* [Objective]: Can you give the records again from their start through the line containing "code-line[interactable]: @Override: [420, 435, 1900, 461]", both ends included, swapping "expand-arrow-icon" for "chevron-icon" and leaving everything else unchanged?
_ _ _ _ _ _ _
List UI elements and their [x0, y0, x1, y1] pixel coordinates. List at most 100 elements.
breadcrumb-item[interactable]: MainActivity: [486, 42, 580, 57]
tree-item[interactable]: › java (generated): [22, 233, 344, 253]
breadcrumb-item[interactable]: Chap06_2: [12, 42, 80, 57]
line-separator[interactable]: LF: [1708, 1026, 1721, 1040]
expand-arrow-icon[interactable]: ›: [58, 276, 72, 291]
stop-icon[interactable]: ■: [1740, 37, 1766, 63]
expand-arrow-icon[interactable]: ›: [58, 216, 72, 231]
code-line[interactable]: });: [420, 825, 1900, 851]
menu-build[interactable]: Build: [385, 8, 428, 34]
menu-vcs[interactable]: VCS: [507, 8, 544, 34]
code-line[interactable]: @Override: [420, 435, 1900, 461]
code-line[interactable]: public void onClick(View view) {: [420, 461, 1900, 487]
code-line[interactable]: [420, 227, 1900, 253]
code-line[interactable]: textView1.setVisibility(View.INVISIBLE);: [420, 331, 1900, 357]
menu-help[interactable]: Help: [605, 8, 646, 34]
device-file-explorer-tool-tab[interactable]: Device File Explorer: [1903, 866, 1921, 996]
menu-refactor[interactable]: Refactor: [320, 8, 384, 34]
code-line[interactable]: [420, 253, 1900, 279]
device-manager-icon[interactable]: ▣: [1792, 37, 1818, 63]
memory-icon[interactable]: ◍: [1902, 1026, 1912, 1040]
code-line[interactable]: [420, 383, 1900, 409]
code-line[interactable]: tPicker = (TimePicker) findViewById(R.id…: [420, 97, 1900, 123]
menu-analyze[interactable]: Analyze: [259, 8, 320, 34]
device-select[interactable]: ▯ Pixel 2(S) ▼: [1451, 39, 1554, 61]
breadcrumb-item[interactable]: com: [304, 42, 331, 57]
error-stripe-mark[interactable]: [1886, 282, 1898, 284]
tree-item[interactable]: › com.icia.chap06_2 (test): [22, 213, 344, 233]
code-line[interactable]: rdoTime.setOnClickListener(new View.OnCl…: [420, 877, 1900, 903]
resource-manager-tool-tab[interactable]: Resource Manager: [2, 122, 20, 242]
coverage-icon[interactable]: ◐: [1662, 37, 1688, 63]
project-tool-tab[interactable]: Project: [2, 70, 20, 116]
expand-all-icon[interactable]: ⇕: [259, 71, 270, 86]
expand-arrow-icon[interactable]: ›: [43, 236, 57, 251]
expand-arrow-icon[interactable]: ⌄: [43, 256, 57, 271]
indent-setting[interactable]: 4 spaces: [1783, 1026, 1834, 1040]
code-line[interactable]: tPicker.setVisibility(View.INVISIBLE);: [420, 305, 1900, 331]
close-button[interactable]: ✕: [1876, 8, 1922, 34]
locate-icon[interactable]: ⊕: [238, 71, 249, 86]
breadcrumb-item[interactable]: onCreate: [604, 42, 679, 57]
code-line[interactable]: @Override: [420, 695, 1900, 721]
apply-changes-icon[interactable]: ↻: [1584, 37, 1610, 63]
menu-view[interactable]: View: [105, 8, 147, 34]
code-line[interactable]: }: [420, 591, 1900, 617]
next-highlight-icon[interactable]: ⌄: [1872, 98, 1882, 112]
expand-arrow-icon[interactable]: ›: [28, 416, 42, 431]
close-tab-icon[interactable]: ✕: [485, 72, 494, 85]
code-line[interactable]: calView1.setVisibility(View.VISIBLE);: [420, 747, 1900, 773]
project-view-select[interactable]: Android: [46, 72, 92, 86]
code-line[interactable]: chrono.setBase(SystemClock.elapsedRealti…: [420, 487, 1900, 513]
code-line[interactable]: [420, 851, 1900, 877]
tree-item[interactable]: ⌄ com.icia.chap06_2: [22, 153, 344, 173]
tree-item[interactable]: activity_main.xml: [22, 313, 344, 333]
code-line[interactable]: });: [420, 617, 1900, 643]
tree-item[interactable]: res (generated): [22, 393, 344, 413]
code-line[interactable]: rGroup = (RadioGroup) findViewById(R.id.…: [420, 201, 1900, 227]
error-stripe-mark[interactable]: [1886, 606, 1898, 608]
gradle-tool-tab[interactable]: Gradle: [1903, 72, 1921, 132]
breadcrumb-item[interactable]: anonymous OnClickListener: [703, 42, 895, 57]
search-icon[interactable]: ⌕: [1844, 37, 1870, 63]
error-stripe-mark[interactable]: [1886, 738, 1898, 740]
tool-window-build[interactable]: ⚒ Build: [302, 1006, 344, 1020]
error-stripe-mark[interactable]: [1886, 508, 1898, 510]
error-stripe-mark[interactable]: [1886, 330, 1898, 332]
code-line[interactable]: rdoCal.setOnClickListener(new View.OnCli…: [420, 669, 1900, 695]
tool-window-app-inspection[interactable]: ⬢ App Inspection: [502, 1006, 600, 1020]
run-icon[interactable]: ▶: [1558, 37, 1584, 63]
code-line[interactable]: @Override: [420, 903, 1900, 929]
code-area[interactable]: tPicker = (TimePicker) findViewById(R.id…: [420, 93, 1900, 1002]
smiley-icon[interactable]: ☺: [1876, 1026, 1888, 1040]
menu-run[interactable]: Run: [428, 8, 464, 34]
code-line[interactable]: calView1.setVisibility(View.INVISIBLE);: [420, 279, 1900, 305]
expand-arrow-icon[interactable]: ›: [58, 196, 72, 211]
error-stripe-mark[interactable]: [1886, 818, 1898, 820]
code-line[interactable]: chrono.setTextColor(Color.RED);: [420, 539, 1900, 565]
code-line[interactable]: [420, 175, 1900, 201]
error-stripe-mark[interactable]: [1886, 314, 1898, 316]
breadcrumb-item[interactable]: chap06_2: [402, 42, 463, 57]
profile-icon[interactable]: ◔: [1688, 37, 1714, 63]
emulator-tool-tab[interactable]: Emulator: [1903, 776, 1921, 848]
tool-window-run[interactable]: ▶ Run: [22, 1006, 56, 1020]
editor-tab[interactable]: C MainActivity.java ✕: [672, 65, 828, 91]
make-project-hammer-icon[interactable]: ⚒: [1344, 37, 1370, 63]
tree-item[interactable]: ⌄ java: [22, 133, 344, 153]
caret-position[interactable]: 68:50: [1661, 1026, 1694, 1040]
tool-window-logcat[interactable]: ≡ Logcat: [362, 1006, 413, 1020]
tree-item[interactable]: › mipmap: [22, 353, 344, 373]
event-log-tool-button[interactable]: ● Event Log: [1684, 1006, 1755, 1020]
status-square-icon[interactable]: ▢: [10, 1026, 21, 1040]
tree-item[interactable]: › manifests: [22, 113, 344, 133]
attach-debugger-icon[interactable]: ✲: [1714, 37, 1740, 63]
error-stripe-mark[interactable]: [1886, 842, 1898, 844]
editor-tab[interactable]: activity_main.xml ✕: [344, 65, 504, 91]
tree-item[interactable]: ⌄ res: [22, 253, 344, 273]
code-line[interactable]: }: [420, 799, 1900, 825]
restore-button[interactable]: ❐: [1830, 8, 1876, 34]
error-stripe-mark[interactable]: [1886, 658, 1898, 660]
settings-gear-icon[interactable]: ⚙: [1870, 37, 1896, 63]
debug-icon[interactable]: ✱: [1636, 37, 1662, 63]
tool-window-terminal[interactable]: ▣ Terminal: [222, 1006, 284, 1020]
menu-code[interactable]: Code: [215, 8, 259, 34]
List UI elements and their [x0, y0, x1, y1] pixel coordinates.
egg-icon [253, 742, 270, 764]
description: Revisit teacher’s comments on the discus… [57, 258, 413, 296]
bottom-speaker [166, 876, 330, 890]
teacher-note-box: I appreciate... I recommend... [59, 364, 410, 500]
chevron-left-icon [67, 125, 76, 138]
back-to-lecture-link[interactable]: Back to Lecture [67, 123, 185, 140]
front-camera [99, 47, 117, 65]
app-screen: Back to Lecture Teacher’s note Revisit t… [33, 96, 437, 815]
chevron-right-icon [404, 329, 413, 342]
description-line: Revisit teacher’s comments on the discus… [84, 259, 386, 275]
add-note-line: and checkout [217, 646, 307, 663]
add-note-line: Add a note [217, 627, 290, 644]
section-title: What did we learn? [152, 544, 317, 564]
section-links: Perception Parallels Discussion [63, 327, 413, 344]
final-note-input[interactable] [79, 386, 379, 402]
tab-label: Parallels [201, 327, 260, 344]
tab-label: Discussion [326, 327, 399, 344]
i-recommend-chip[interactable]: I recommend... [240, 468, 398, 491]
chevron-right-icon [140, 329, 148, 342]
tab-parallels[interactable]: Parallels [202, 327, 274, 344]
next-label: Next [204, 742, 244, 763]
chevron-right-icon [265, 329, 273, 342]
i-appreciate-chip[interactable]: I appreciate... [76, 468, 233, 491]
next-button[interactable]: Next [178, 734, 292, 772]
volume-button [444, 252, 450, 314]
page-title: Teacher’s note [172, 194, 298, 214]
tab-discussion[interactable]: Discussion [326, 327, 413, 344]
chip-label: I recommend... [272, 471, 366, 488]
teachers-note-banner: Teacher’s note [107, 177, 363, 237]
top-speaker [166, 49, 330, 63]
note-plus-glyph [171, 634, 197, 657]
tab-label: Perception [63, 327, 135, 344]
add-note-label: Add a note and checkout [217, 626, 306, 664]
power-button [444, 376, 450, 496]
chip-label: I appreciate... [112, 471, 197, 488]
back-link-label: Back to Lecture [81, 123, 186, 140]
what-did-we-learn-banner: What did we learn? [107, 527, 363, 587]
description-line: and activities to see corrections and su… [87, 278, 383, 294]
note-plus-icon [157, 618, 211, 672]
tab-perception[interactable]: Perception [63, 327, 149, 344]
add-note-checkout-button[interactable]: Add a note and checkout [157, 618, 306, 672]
_ _ _ _ _ _ _
* [Expected answer]:
List UI elements and their [x0, y0, x1, y1] pixel coordinates. List at most 100 elements.
breadcrumb-item[interactable]: MainActivity: [486, 42, 580, 57]
tree-item[interactable]: › java (generated): [22, 233, 344, 253]
breadcrumb-item[interactable]: Chap06_2: [12, 42, 80, 57]
line-separator[interactable]: LF: [1708, 1026, 1721, 1040]
chevron-icon[interactable]: ›: [58, 276, 72, 291]
stop-icon[interactable]: ■: [1740, 37, 1766, 63]
chevron-icon[interactable]: ›: [58, 216, 72, 231]
code-line[interactable]: });: [420, 825, 1900, 851]
menu-build[interactable]: Build: [385, 8, 428, 34]
menu-vcs[interactable]: VCS: [507, 8, 544, 34]
code-line[interactable]: @Override: [420, 435, 1900, 461]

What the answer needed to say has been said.